* **WHAT IS ASKED**
Set each entry down verbatim, omitting images.
━━━━━ DATA IN THIS EXERCISE
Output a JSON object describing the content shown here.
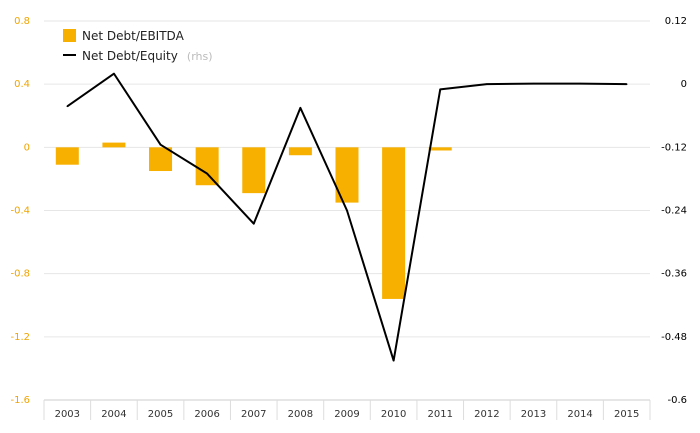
{
  "chart_data": {
    "type": "bar",
    "categories": [
      "2003",
      "2004",
      "2005",
      "2006",
      "2007",
      "2008",
      "2009",
      "2010",
      "2011",
      "2012",
      "2013",
      "2014",
      "2015"
    ],
    "series": [
      {
        "name": "Net Debt/EBITDA",
        "type": "bar",
        "axis": "left",
        "color": "#f7b000",
        "values": [
          -0.11,
          0.03,
          -0.15,
          -0.24,
          -0.29,
          -0.05,
          -0.35,
          -0.96,
          -0.02,
          null,
          null,
          null,
          null
        ]
      },
      {
        "name": "Net Debt/Equity",
        "legend_suffix": "(rhs)",
        "type": "line",
        "axis": "right",
        "color": "#000000",
        "values": [
          -0.042,
          0.02,
          -0.115,
          -0.17,
          -0.265,
          -0.045,
          -0.24,
          -0.525,
          -0.01,
          0.0,
          0.001,
          0.001,
          0.0
        ]
      }
    ],
    "y_left": {
      "ticks": [
        "0.8",
        "0.4",
        "0",
        "-0.4",
        "-0.8",
        "-1.2",
        "-1.6"
      ],
      "ylim": [
        -1.6,
        0.8
      ]
    },
    "y_right": {
      "ticks": [
        "0.12",
        "0",
        "-0.12",
        "-0.24",
        "-0.36",
        "-0.48",
        "-0.6"
      ],
      "ylim": [
        -0.6,
        0.12
      ]
    },
    "grid": true,
    "legend_position": "top-left",
    "colors": {
      "bar": "#f7b000",
      "line": "#000000",
      "left_tick": "#f0a500",
      "grid": "#e6e6e6"
    }
  }
}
━━━━━━━━━━
* **COMPLETED EXERCISE**
Output a JSON object describing the content shown here.
{
  "chart_data": {
    "type": "bar",
    "categories": [
      "2003",
      "2004",
      "2005",
      "2006",
      "2007",
      "2008",
      "2009",
      "2010",
      "2011",
      "2012",
      "2013",
      "2014",
      "2015"
    ],
    "series": [
      {
        "name": "Net Debt/EBITDA",
        "type": "bar",
        "axis": "left",
        "color": "#f7b000",
        "values": [
          -0.11,
          0.03,
          -0.15,
          -0.24,
          -0.29,
          -0.05,
          -0.35,
          -0.96,
          -0.02,
          null,
          null,
          null,
          null
        ]
      },
      {
        "name": "Net Debt/Equity",
        "legend_suffix": "(rhs)",
        "type": "line",
        "axis": "right",
        "color": "#000000",
        "values": [
          -0.042,
          0.02,
          -0.115,
          -0.17,
          -0.265,
          -0.045,
          -0.24,
          -0.525,
          -0.01,
          0.0,
          0.001,
          0.001,
          0.0
        ]
      }
    ],
    "y_left": {
      "ticks": [
        "0.8",
        "0.4",
        "0",
        "-0.4",
        "-0.8",
        "-1.2",
        "-1.6"
      ],
      "ylim": [
        -1.6,
        0.8
      ]
    },
    "y_right": {
      "ticks": [
        "0.12",
        "0",
        "-0.12",
        "-0.24",
        "-0.36",
        "-0.48",
        "-0.6"
      ],
      "ylim": [
        -0.6,
        0.12
      ]
    },
    "grid": true,
    "legend_position": "top-left",
    "colors": {
      "bar": "#f7b000",
      "line": "#000000",
      "left_tick": "#f0a500",
      "grid": "#e6e6e6"
    }
  }
}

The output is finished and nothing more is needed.